> [PROVIDED RECORDS]

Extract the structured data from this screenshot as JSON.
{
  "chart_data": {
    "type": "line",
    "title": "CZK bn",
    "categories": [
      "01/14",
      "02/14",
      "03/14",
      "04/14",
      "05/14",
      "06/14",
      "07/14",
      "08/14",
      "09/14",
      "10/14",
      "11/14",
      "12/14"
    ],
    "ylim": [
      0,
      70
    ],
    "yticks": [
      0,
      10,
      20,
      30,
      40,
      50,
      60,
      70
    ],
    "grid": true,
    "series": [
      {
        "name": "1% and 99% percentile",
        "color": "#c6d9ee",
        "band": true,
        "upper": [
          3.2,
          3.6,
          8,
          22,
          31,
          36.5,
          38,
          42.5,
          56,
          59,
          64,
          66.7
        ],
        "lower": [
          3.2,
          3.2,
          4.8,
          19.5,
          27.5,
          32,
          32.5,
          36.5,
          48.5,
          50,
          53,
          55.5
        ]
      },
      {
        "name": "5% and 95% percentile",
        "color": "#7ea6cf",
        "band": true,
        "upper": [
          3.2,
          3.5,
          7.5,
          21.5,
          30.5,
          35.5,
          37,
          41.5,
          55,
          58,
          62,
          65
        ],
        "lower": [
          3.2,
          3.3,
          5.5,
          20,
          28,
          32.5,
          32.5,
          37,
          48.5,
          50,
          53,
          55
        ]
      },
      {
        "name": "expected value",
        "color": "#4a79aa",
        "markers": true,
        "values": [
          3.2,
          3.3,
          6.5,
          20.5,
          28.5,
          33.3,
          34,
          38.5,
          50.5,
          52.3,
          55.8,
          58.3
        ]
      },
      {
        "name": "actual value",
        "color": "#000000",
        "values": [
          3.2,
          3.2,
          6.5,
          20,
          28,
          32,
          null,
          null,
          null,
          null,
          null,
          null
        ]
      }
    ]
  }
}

> [TASK REQUIREMENTS] Report how many lines hold the string "true", giving the number and nothing else.

> [THE COMPLETED TASK] 4